## Directions for this task
All entries should be output exactly as they stand.

---------- Given data

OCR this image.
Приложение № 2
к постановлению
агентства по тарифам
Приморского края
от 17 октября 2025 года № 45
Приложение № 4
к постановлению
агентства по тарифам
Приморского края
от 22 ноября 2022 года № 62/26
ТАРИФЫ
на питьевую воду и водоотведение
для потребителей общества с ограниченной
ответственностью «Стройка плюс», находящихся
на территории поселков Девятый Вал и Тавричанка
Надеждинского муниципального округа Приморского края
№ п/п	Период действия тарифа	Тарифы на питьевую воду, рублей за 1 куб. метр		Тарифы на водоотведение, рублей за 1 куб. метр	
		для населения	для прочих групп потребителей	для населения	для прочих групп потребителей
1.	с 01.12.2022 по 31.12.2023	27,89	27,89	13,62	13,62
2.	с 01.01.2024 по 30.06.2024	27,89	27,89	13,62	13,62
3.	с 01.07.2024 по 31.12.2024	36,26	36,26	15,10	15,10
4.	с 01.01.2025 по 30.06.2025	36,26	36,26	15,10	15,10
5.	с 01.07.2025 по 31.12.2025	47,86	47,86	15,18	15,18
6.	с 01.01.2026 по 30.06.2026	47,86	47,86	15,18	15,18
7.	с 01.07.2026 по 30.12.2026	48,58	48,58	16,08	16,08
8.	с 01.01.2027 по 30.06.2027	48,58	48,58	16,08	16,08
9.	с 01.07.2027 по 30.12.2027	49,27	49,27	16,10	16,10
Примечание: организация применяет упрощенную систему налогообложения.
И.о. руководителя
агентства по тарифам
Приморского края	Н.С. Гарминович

--------------------

## The output
OCR this image.
Приложение № 2
к постановлению
агентства по тарифам
Приморского края
от 17 октября 2025 года № 45
Приложение № 4
к постановлению
агентства по тарифам
Приморского края
от 22 ноября 2022 года № 62/26
ТАРИФЫ
на питьевую воду и водоотведение
для потребителей общества с ограниченной
ответственностью «Стройка плюс», находящихся
на территории поселков Девятый Вал и Тавричанка
Надеждинского муниципального округа Приморского края
№ п/п	Период действия тарифа	Тарифы на питьевую воду, рублей за 1 куб. метр		Тарифы на водоотведение, рублей за 1 куб. метр	
		для населения	для прочих групп потребителей	для населения	для прочих групп потребителей
1.	с 01.12.2022 по 31.12.2023	27,89	27,89	13,62	13,62
2.	с 01.01.2024 по 30.06.2024	27,89	27,89	13,62	13,62
3.	с 01.07.2024 по 31.12.2024	36,26	36,26	15,10	15,10
4.	с 01.01.2025 по 30.06.2025	36,26	36,26	15,10	15,10
5.	с 01.07.2025 по 31.12.2025	47,86	47,86	15,18	15,18
6.	с 01.01.2026 по 30.06.2026	47,86	47,86	15,18	15,18
7.	с 01.07.2026 по 30.12.2026	48,58	48,58	16,08	16,08
8.	с 01.01.2027 по 30.06.2027	48,58	48,58	16,08	16,08
9.	с 01.07.2027 по 30.12.2027	49,27	49,27	16,10	16,10
Примечание: организация применяет упрощенную систему налогообложения.
И.о. руководителя
агентства по тарифам
Приморского края	Н.С. Гарминович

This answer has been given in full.